WHAT IS EXPECTED: Identify and pull out each line of the entries in which "name" occurs.

(Stored items from a collection)
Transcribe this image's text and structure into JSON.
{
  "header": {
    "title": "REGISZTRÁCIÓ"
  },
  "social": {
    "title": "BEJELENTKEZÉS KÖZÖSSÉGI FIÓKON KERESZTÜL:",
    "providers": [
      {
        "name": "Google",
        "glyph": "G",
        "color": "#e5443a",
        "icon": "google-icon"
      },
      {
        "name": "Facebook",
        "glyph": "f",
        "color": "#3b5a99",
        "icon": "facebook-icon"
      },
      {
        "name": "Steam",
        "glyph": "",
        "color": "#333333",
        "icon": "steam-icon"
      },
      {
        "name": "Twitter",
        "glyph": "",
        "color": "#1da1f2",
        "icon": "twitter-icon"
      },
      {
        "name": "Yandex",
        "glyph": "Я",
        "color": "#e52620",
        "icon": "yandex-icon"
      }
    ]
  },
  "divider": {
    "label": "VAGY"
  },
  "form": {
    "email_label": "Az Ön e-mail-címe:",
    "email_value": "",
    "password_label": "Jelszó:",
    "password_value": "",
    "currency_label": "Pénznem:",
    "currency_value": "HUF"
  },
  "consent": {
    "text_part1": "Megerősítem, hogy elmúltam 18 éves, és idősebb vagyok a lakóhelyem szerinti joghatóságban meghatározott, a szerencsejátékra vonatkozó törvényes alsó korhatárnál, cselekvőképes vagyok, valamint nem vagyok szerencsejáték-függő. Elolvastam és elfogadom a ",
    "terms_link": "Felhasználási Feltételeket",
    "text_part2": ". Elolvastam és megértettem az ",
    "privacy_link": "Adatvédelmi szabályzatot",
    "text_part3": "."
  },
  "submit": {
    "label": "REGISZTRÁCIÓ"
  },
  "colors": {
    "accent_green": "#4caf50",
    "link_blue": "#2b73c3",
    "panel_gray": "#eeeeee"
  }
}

TASK OUTPUT:
        "name": "Google",
        "name": "Facebook",
        "name": "Steam",
        "name": "Twitter",
        "name": "Yandex",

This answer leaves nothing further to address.